Raw records
────────────────

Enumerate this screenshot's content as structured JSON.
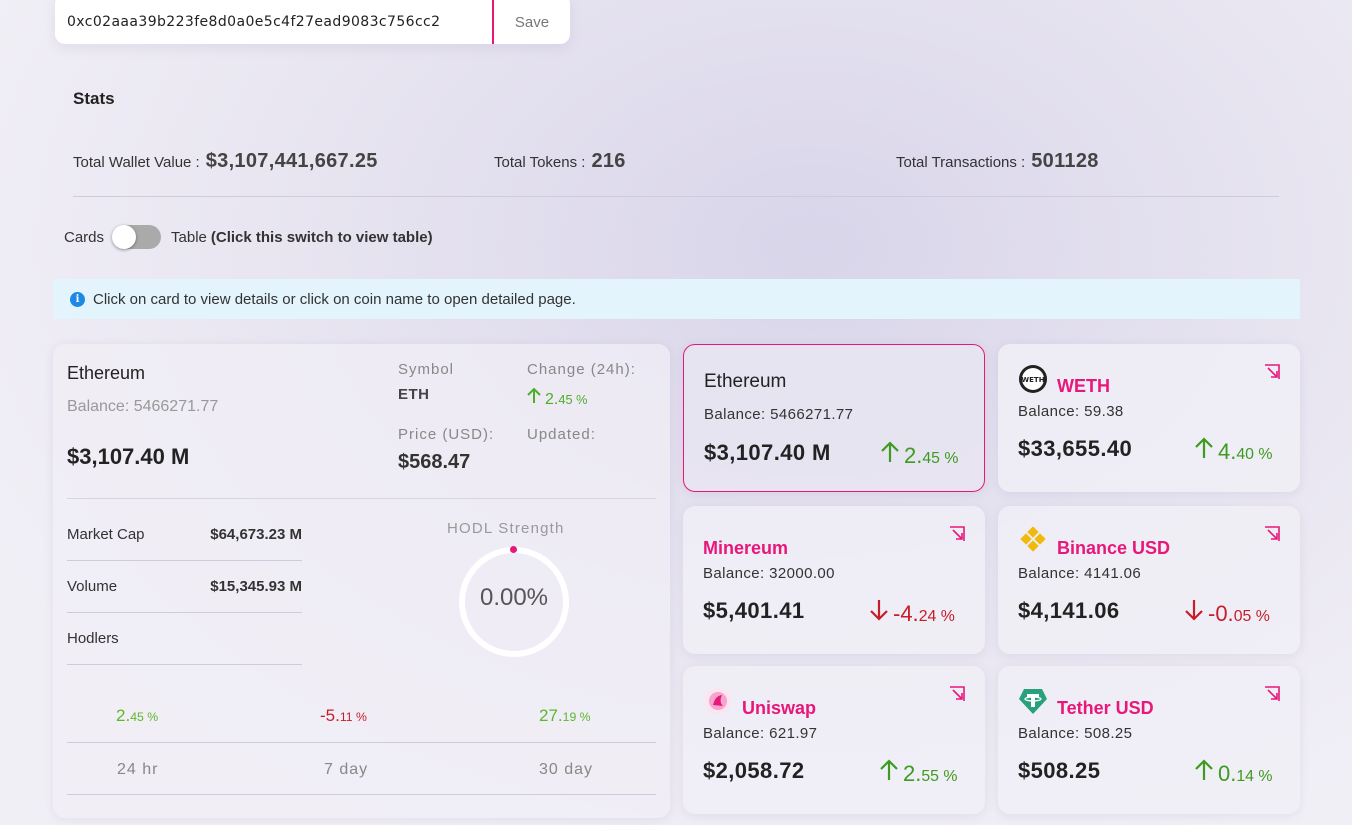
{
  "wallet": {
    "address": "0xc02aaa39b223fe8d0a0e5c4f27ead9083c756cc2",
    "save_label": "Save"
  },
  "stats": {
    "title": "Stats",
    "total_wallet_value_label": "Total Wallet Value :",
    "total_wallet_value": "$3,107,441,667.25",
    "total_tokens_label": "Total Tokens :",
    "total_tokens": "216",
    "total_transactions_label": "Total Transactions :",
    "total_transactions": "501128"
  },
  "view_toggle": {
    "cards_label": "Cards",
    "table_label": "Table",
    "hint": "(Click this switch to view table)",
    "state": "cards"
  },
  "info": {
    "icon": "info-icon",
    "text": "Click on card to view details or click on coin name to open detailed page."
  },
  "detail": {
    "name": "Ethereum",
    "balance": "Balance: 5466271.77",
    "value": "$3,107.40 M",
    "symbol_label": "Symbol",
    "symbol": "ETH",
    "change_label": "Change (24h):",
    "change_int": "2.",
    "change_dec": "45 %",
    "price_label": "Price (USD):",
    "price": "$568.47",
    "updated_label": "Updated:",
    "metrics": [
      {
        "label": "Market Cap",
        "value": "$64,673.23 M"
      },
      {
        "label": "Volume",
        "value": "$15,345.93 M"
      },
      {
        "label": "Hodlers",
        "value": ""
      }
    ],
    "hodl_label": "HODL Strength",
    "hodl_value": "0.00%",
    "hodl_fraction": 0.0,
    "performance": [
      {
        "int": "2.",
        "dec": "45 %",
        "period": "24 hr",
        "dir": "up"
      },
      {
        "int": "-5.",
        "dec": "11 %",
        "period": "7 day",
        "dir": "down"
      },
      {
        "int": "27.",
        "dec": "19 %",
        "period": "30 day",
        "dir": "up"
      }
    ]
  },
  "cards": [
    {
      "name": "Ethereum",
      "balance": "Balance: 5466271.77",
      "value": "$3,107.40 M",
      "change_int": "2.",
      "change_dec": "45 %",
      "dir": "up",
      "logo": "",
      "active": true
    },
    {
      "name": "WETH",
      "balance": "Balance: 59.38",
      "value": "$33,655.40",
      "change_int": "4.",
      "change_dec": "40 %",
      "dir": "up",
      "logo": "weth-logo-icon"
    },
    {
      "name": "Minereum",
      "balance": "Balance: 32000.00",
      "value": "$5,401.41",
      "change_int": "-4.",
      "change_dec": "24 %",
      "dir": "down",
      "logo": ""
    },
    {
      "name": "Binance USD",
      "balance": "Balance: 4141.06",
      "value": "$4,141.06",
      "change_int": "-0.",
      "change_dec": "05 %",
      "dir": "down",
      "logo": "binance-usd-logo-icon"
    },
    {
      "name": "Uniswap",
      "balance": "Balance: 621.97",
      "value": "$2,058.72",
      "change_int": "2.",
      "change_dec": "55 %",
      "dir": "up",
      "logo": "uniswap-logo-icon"
    },
    {
      "name": "Tether USD",
      "balance": "Balance: 508.25",
      "value": "$508.25",
      "change_int": "0.",
      "change_dec": "14 %",
      "dir": "up",
      "logo": "tether-logo-icon"
    }
  ],
  "colors": {
    "accent": "#e8177a",
    "up": "#3d9b1f",
    "down": "#c71c2a",
    "info_bg": "#e3f4fc"
  }
}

────────────────

To be done ::
Among the records above, how many lines carry the string "period"? Reply with the number alone.

Worked answer ::
3